* begin Dataset records *
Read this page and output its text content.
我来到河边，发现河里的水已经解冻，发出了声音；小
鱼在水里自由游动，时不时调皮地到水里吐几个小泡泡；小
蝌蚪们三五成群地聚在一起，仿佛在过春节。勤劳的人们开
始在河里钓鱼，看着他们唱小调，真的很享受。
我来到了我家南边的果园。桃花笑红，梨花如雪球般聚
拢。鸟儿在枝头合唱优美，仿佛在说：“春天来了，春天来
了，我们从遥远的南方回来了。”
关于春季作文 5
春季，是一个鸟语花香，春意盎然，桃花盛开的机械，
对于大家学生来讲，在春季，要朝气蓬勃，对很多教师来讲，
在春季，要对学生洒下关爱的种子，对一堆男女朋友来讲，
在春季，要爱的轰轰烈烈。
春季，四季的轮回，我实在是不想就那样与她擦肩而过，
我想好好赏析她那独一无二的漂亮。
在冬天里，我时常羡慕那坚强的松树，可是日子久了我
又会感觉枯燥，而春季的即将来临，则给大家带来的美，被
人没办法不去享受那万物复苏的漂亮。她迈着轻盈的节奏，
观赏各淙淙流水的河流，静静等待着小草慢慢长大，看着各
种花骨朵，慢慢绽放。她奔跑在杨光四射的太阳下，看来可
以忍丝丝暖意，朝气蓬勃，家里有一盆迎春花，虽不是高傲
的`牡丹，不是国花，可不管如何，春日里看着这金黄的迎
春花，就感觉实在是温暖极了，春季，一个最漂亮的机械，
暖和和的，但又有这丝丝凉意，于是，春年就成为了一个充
* end Dataset records *
**Instruction:**
Every record above must be duplicated exactly.

**In response:**
Read this page and output its text content.
我来到河边，发现河里的水已经解冻，发出了声音；小
鱼在水里自由游动，时不时调皮地到水里吐几个小泡泡；小
蝌蚪们三五成群地聚在一起，仿佛在过春节。勤劳的人们开
始在河里钓鱼，看着他们唱小调，真的很享受。
我来到了我家南边的果园。桃花笑红，梨花如雪球般聚
拢。鸟儿在枝头合唱优美，仿佛在说：“春天来了，春天来
了，我们从遥远的南方回来了。”
关于春季作文 5
春季，是一个鸟语花香，春意盎然，桃花盛开的机械，
对于大家学生来讲，在春季，要朝气蓬勃，对很多教师来讲，
在春季，要对学生洒下关爱的种子，对一堆男女朋友来讲，
在春季，要爱的轰轰烈烈。
春季，四季的轮回，我实在是不想就那样与她擦肩而过，
我想好好赏析她那独一无二的漂亮。
在冬天里，我时常羡慕那坚强的松树，可是日子久了我
又会感觉枯燥，而春季的即将来临，则给大家带来的美，被
人没办法不去享受那万物复苏的漂亮。她迈着轻盈的节奏，
观赏各淙淙流水的河流，静静等待着小草慢慢长大，看着各
种花骨朵，慢慢绽放。她奔跑在杨光四射的太阳下，看来可
以忍丝丝暖意，朝气蓬勃，家里有一盆迎春花，虽不是高傲
的`牡丹，不是国花，可不管如何，春日里看着这金黄的迎
春花，就感觉实在是温暖极了，春季，一个最漂亮的机械，
暖和和的，但又有这丝丝凉意，于是，春年就成为了一个充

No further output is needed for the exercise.